PASSAGE:
* * *

Income, Relative Income and Health

News Blog readers who enjoyed my analysis of Chetty’s monumental JAMA article on income and longevity at age 40 [1] may wish to read a commentary by last year’s Nobel prize winner for economics, Angus Deaton.[2] Some points:

  1. Studies correlating income with longevity over-estimate the association between wealth and age because they assume that people to whom the results are extrapolated will remain in their income groups.
  2. The association between wealth and health overestimates the causal effect of wealth on health because health also influences wealth to a degree.
  3. While the life expectancy of poor people varies widely by locality, those of rich people does not.
  4. Given the poor health of middle-aged Americans, especially white Americans from low socio-economic levels, we can expect to see health disparities of adults widen in the short-term. Health disparities in children in America are declining (see previous post).
  5. In setting policy – especially tax rates – be guided by absolute not relative income disparities. Every society has a top and bottom percentile and always will have; just like more than half of people cannot be above median.
  6. Be careful when someone tells you that health disparities are growing – often (as now) relative disparities widen as absolute disparities decline. This can happen because the same relative risk reduction has a bigger (absolute) effect when baseline rates of ill-health are high (as among poor people) than when they are low (as among the financially better-off).
  7. Education and cognitive ability are independent predictors of both health and wealth. Since parents are important educators, the regress is hard to break.

— Richard Lilford, CLAHRC WM Director


  1. Chetty R, Stepner M, Abraham S, et al. The Association Between Income and Life Expectancy in the United States, 2001-2014.JAMA. 2016; 315(6):1750-66.
  2. Deaton A. On Death and Money. History, Facts, and Explanations. JAMA. 2016; 315(16): 1703-5.

* * *

DATA SUPPLIED:
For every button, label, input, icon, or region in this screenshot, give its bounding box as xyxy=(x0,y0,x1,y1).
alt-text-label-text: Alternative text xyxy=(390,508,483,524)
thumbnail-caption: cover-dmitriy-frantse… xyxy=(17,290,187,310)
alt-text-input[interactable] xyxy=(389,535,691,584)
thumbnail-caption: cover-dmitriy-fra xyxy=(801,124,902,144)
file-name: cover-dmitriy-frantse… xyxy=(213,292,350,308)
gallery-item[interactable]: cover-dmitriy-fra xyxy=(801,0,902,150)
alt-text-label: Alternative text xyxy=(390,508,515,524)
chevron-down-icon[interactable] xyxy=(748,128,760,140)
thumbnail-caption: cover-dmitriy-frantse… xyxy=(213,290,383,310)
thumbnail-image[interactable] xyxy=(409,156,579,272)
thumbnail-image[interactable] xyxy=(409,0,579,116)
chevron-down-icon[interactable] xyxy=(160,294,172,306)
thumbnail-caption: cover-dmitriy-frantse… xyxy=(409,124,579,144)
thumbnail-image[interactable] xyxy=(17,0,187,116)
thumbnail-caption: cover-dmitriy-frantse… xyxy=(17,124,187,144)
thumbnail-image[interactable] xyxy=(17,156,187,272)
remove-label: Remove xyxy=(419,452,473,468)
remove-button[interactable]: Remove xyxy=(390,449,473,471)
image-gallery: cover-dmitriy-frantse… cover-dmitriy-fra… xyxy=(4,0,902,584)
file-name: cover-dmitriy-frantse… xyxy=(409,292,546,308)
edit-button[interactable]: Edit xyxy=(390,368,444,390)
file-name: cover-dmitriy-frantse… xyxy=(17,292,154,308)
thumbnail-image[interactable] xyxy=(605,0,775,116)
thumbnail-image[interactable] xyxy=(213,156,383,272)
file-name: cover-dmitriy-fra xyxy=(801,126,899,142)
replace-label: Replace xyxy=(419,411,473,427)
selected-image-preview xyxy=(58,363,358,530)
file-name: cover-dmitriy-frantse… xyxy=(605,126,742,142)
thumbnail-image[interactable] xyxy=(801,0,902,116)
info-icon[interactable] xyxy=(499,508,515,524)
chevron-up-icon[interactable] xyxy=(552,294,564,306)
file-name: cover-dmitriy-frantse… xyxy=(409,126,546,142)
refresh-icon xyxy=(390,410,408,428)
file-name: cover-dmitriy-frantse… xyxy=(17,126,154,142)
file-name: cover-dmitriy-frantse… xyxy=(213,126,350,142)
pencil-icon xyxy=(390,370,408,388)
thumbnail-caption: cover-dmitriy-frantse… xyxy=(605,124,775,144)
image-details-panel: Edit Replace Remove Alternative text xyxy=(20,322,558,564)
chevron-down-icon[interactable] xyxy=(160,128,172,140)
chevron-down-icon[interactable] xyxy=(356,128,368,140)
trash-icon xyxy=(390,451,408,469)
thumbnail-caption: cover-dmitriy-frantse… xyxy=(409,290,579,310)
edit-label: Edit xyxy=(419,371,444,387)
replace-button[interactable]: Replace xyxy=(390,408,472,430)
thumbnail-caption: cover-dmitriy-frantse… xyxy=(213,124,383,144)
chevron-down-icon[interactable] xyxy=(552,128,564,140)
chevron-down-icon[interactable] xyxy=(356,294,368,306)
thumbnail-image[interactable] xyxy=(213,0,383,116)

* * *

WORK INSTRUCTION A:
Answer these questions from the passage on income and health, one line each:
(i) Who wrote the commentary that the passage summarizes?
(ii) In which group are health disparities in America said to be declining?
(iii) Which two factors are named as independent predictors of both health and wealth?
WORK INSTRUCTION B:
Decide whether each statement agrees with the passage on income and health, answering yes or no and quoting the words that settle it:
(i) The life expectancy of rich people varies widely by locality.
(ii) Tax rates should be set according to relative income disparities.
(iii) Health is said to influence wealth to some degree.
WORK INSTRUCTION C: Write out the passage on income and health word for word between "Income, Relative Income" and "to a degree.", inclusive.

ANSWER BOX A:
(i) Angus Deaton
(ii) Children in America
(iii) Education and cognitive ability

ANSWER BOX B:
(i) No: "While the life expectancy of poor people varies widely by locality, those of rich people does not."
(ii) No: "be guided by absolute not relative income disparities"
(iii) Yes: "health also influences wealth to a degree"

ANSWER BOX C:
Income, Relative Income and Health

News Blog readers who enjoyed my analysis of Chetty’s monumental JAMA article on income and longevity at age 40 [1] may wish to read a commentary by last year’s Nobel prize winner for economics, Angus Deaton.[2] Some points:

  1. Studies correlating income with longevity over-estimate the association between wealth and age because they assume that people to whom the results are extrapolated will remain in their income groups.
  2. The association between wealth and health overestimates the causal effect of wealth on health because health also influences wealth to a degree.